--- GIVEN TASK ---
Change every "volume-bar" in the listing below to "volume-column", leaving everything else unchanged.

--- DATA SHOWN ---
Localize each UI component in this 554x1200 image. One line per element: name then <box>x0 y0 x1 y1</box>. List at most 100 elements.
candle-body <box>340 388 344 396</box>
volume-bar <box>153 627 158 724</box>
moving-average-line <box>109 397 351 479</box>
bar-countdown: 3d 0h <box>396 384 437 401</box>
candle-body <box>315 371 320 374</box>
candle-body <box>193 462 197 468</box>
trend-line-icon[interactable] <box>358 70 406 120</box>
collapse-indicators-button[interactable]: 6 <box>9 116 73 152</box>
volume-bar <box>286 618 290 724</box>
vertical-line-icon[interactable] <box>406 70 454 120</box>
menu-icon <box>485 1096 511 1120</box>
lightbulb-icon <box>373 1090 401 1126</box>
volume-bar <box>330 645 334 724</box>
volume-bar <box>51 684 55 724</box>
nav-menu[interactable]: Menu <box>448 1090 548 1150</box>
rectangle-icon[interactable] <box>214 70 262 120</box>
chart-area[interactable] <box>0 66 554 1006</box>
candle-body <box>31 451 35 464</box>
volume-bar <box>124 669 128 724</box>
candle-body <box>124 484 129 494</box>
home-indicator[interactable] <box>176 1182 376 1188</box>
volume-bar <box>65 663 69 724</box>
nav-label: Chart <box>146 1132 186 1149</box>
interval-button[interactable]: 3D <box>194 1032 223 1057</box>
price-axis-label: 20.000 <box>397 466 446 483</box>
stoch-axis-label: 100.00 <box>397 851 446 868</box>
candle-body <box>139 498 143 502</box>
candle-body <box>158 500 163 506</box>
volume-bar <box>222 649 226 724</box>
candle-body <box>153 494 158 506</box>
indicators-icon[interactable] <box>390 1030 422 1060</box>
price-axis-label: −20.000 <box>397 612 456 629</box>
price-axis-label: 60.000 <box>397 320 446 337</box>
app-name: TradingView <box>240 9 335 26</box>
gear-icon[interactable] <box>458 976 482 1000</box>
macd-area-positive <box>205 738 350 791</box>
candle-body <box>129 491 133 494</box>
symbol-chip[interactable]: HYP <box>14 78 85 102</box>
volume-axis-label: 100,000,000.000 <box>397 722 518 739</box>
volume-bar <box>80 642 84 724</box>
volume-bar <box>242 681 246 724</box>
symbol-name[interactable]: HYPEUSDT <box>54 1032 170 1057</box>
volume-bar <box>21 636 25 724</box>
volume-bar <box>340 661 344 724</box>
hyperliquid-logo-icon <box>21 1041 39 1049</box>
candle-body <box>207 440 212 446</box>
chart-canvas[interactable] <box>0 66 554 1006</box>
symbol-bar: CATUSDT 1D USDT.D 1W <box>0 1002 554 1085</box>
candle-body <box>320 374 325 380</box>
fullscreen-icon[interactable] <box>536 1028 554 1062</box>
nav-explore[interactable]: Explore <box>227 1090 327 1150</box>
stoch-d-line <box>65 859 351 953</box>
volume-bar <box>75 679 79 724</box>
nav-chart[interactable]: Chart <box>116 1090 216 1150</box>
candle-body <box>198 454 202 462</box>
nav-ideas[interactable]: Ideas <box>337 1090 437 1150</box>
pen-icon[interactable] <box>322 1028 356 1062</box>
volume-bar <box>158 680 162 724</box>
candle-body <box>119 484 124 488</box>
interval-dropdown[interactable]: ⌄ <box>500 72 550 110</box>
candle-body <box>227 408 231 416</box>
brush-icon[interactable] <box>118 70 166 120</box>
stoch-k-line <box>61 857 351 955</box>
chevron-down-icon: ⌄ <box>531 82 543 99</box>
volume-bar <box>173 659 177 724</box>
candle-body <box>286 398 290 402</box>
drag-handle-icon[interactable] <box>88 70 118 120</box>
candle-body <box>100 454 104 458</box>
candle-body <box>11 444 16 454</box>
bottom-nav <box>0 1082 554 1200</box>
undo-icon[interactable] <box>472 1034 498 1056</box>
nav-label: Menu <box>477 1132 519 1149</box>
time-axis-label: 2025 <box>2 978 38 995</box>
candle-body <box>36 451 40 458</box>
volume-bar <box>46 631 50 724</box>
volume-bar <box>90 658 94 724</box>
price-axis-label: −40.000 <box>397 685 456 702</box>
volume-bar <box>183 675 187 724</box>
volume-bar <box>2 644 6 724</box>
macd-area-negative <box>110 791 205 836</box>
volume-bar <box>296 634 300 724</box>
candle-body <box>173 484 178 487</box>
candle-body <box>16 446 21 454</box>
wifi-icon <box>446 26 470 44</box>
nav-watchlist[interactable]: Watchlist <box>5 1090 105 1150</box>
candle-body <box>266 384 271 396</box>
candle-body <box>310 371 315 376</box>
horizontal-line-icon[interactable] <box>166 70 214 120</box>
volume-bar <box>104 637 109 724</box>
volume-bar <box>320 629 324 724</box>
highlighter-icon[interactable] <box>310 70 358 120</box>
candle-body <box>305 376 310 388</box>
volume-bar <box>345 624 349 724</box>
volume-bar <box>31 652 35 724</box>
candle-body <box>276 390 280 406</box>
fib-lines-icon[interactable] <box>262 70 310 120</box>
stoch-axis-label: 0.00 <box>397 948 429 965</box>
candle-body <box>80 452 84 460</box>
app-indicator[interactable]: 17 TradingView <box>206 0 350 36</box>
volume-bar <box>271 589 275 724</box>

--- EXERCISE RESPONSE ---
Localize each UI component in this 554x1200 image. One line per element: name then <box>x0 y0 x1 y1</box>. List at most 100 elements.
candle-body <box>340 388 344 396</box>
volume-column <box>153 627 158 724</box>
moving-average-line <box>109 397 351 479</box>
bar-countdown: 3d 0h <box>396 384 437 401</box>
candle-body <box>315 371 320 374</box>
candle-body <box>193 462 197 468</box>
trend-line-icon[interactable] <box>358 70 406 120</box>
collapse-indicators-button[interactable]: 6 <box>9 116 73 152</box>
volume-column <box>286 618 290 724</box>
vertical-line-icon[interactable] <box>406 70 454 120</box>
menu-icon <box>485 1096 511 1120</box>
lightbulb-icon <box>373 1090 401 1126</box>
volume-column <box>330 645 334 724</box>
volume-column <box>51 684 55 724</box>
nav-menu[interactable]: Menu <box>448 1090 548 1150</box>
rectangle-icon[interactable] <box>214 70 262 120</box>
chart-area[interactable] <box>0 66 554 1006</box>
candle-body <box>31 451 35 464</box>
volume-column <box>124 669 128 724</box>
candle-body <box>124 484 129 494</box>
home-indicator[interactable] <box>176 1182 376 1188</box>
volume-column <box>65 663 69 724</box>
nav-label: Chart <box>146 1132 186 1149</box>
interval-button[interactable]: 3D <box>194 1032 223 1057</box>
price-axis-label: 20.000 <box>397 466 446 483</box>
stoch-axis-label: 100.00 <box>397 851 446 868</box>
candle-body <box>139 498 143 502</box>
candle-body <box>158 500 163 506</box>
volume-column <box>222 649 226 724</box>
candle-body <box>153 494 158 506</box>
indicators-icon[interactable] <box>390 1030 422 1060</box>
price-axis-label: −20.000 <box>397 612 456 629</box>
price-axis-label: 60.000 <box>397 320 446 337</box>
app-name: TradingView <box>240 9 335 26</box>
gear-icon[interactable] <box>458 976 482 1000</box>
macd-area-positive <box>205 738 350 791</box>
candle-body <box>129 491 133 494</box>
symbol-chip[interactable]: HYP <box>14 78 85 102</box>
volume-axis-label: 100,000,000.000 <box>397 722 518 739</box>
volume-column <box>80 642 84 724</box>
volume-column <box>242 681 246 724</box>
symbol-name[interactable]: HYPEUSDT <box>54 1032 170 1057</box>
volume-column <box>21 636 25 724</box>
volume-column <box>340 661 344 724</box>
hyperliquid-logo-icon <box>21 1041 39 1049</box>
candle-body <box>207 440 212 446</box>
chart-canvas[interactable] <box>0 66 554 1006</box>
symbol-bar: CATUSDT 1D USDT.D 1W <box>0 1002 554 1085</box>
candle-body <box>320 374 325 380</box>
fullscreen-icon[interactable] <box>536 1028 554 1062</box>
nav-explore[interactable]: Explore <box>227 1090 327 1150</box>
stoch-d-line <box>65 859 351 953</box>
volume-column <box>75 679 79 724</box>
nav-chart[interactable]: Chart <box>116 1090 216 1150</box>
candle-body <box>198 454 202 462</box>
nav-ideas[interactable]: Ideas <box>337 1090 437 1150</box>
pen-icon[interactable] <box>322 1028 356 1062</box>
volume-column <box>158 680 162 724</box>
candle-body <box>119 484 124 488</box>
interval-dropdown[interactable]: ⌄ <box>500 72 550 110</box>
candle-body <box>227 408 231 416</box>
brush-icon[interactable] <box>118 70 166 120</box>
stoch-k-line <box>61 857 351 955</box>
chevron-down-icon: ⌄ <box>531 82 543 99</box>
volume-column <box>173 659 177 724</box>
candle-body <box>286 398 290 402</box>
drag-handle-icon[interactable] <box>88 70 118 120</box>
candle-body <box>100 454 104 458</box>
candle-body <box>11 444 16 454</box>
bottom-nav <box>0 1082 554 1200</box>
undo-icon[interactable] <box>472 1034 498 1056</box>
nav-label: Menu <box>477 1132 519 1149</box>
time-axis-label: 2025 <box>2 978 38 995</box>
candle-body <box>36 451 40 458</box>
volume-column <box>46 631 50 724</box>
volume-column <box>90 658 94 724</box>
price-axis-label: −40.000 <box>397 685 456 702</box>
volume-column <box>183 675 187 724</box>
volume-column <box>2 644 6 724</box>
macd-area-negative <box>110 791 205 836</box>
volume-column <box>296 634 300 724</box>
candle-body <box>173 484 178 487</box>
candle-body <box>16 446 21 454</box>
wifi-icon <box>446 26 470 44</box>
nav-watchlist[interactable]: Watchlist <box>5 1090 105 1150</box>
candle-body <box>266 384 271 396</box>
candle-body <box>310 371 315 376</box>
horizontal-line-icon[interactable] <box>166 70 214 120</box>
volume-column <box>104 637 109 724</box>
volume-column <box>320 629 324 724</box>
highlighter-icon[interactable] <box>310 70 358 120</box>
candle-body <box>305 376 310 388</box>
volume-column <box>345 624 349 724</box>
volume-column <box>31 652 35 724</box>
candle-body <box>276 390 280 406</box>
fib-lines-icon[interactable] <box>262 70 310 120</box>
stoch-axis-label: 0.00 <box>397 948 429 965</box>
candle-body <box>80 452 84 460</box>
app-indicator[interactable]: 17 TradingView <box>206 0 350 36</box>
volume-column <box>271 589 275 724</box>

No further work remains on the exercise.